_Written instruction_:
Omit all images, then return the remaining material exactly as it stands.

_Rows_:
-- start --

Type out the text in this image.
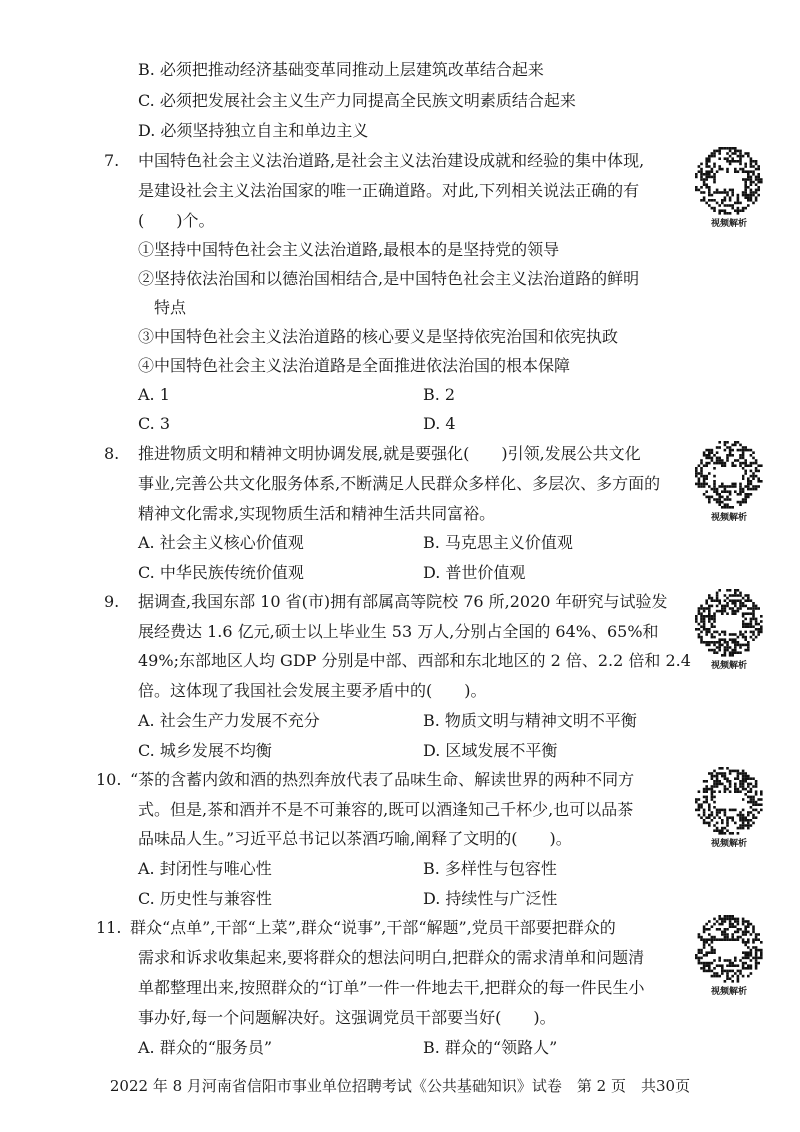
B. 必须把推动经济基础变革同推动上层建筑改革结合起来
C. 必须把发展社会主义生产力同提高全民族文明素质结合起来
D. 必须坚持独立自主和单边主义
7. 中国特色社会主义法治道路,是社会主义法治建设成就和经验的集中体现,
是建设社会主义法治国家的唯一正确道路。对此,下列相关说法正确的有
(　　)个。
①坚持中国特色社会主义法治道路,最根本的是坚持党的领导
②坚持依法治国和以德治国相结合,是中国特色社会主义法治道路的鲜明
特点
③中国特色社会主义法治道路的核心要义是坚持依宪治国和依宪执政
④中国特色社会主义法治道路是全面推进依法治国的根本保障
A. 1	B. 2
C. 3	D. 4
视频解析
8. 推进物质文明和精神文明协调发展,就是要强化(　　)引领,发展公共文化
事业,完善公共文化服务体系,不断满足人民群众多样化、多层次、多方面的
精神文化需求,实现物质生活和精神生活共同富裕。
A. 社会主义核心价值观	B. 马克思主义价值观
C. 中华民族传统价值观	D. 普世价值观
视频解析
9. 据调查,我国东部 10 省(市)拥有部属高等院校 76 所,2020 年研究与试验发
展经费达 1.6 亿元,硕士以上毕业生 53 万人,分别占全国的 64%、65%和
49%;东部地区人均 GDP 分别是中部、西部和东北地区的 2 倍、2.2 倍和 2.4
倍。这体现了我国社会发展主要矛盾中的(　　)。
A. 社会生产力发展不充分	B. 物质文明与精神文明不平衡
C. 城乡发展不均衡	D. 区域发展不平衡
视频解析
10. “茶的含蓄内敛和酒的热烈奔放代表了品味生命、解读世界的两种不同方
式。但是,茶和酒并不是不可兼容的,既可以酒逢知己千杯少,也可以品茶
品味品人生。”习近平总书记以茶酒巧喻,阐释了文明的(　　)。
A. 封闭性与唯心性	B. 多样性与包容性
C. 历史性与兼容性	D. 持续性与广泛性
视频解析
11. 群众“点单”,干部“上菜”,群众“说事”,干部“解题”,党员干部要把群众的
需求和诉求收集起来,要将群众的想法问明白,把群众的需求清单和问题清
单都整理出来,按照群众的“订单”一件一件地去干,把群众的每一件民生小
事办好,每一个问题解决好。这强调党员干部要当好(　　)。
A. 群众的“服务员”	B. 群众的“领路人”
视频解析
2022 年 8 月河南省信阳市事业单位招聘考试《公共基础知识》试卷　第 2 页　共30页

-- end --

_Response_:
Type out the text in this image.
B. 必须把推动经济基础变革同推动上层建筑改革结合起来
C. 必须把发展社会主义生产力同提高全民族文明素质结合起来
D. 必须坚持独立自主和单边主义
7. 中国特色社会主义法治道路,是社会主义法治建设成就和经验的集中体现,
是建设社会主义法治国家的唯一正确道路。对此,下列相关说法正确的有
(　　)个。
①坚持中国特色社会主义法治道路,最根本的是坚持党的领导
②坚持依法治国和以德治国相结合,是中国特色社会主义法治道路的鲜明
特点
③中国特色社会主义法治道路的核心要义是坚持依宪治国和依宪执政
④中国特色社会主义法治道路是全面推进依法治国的根本保障
A. 1	B. 2
C. 3	D. 4
视频解析
8. 推进物质文明和精神文明协调发展,就是要强化(　　)引领,发展公共文化
事业,完善公共文化服务体系,不断满足人民群众多样化、多层次、多方面的
精神文化需求,实现物质生活和精神生活共同富裕。
A. 社会主义核心价值观	B. 马克思主义价值观
C. 中华民族传统价值观	D. 普世价值观
视频解析
9. 据调查,我国东部 10 省(市)拥有部属高等院校 76 所,2020 年研究与试验发
展经费达 1.6 亿元,硕士以上毕业生 53 万人,分别占全国的 64%、65%和
49%;东部地区人均 GDP 分别是中部、西部和东北地区的 2 倍、2.2 倍和 2.4
倍。这体现了我国社会发展主要矛盾中的(　　)。
A. 社会生产力发展不充分	B. 物质文明与精神文明不平衡
C. 城乡发展不均衡	D. 区域发展不平衡
视频解析
10. “茶的含蓄内敛和酒的热烈奔放代表了品味生命、解读世界的两种不同方
式。但是,茶和酒并不是不可兼容的,既可以酒逢知己千杯少,也可以品茶
品味品人生。”习近平总书记以茶酒巧喻,阐释了文明的(　　)。
A. 封闭性与唯心性	B. 多样性与包容性
C. 历史性与兼容性	D. 持续性与广泛性
视频解析
11. 群众“点单”,干部“上菜”,群众“说事”,干部“解题”,党员干部要把群众的
需求和诉求收集起来,要将群众的想法问明白,把群众的需求清单和问题清
单都整理出来,按照群众的“订单”一件一件地去干,把群众的每一件民生小
事办好,每一个问题解决好。这强调党员干部要当好(　　)。
A. 群众的“服务员”	B. 群众的“领路人”
视频解析
2022 年 8 月河南省信阳市事业单位招聘考试《公共基础知识》试卷　第 2 页　共30页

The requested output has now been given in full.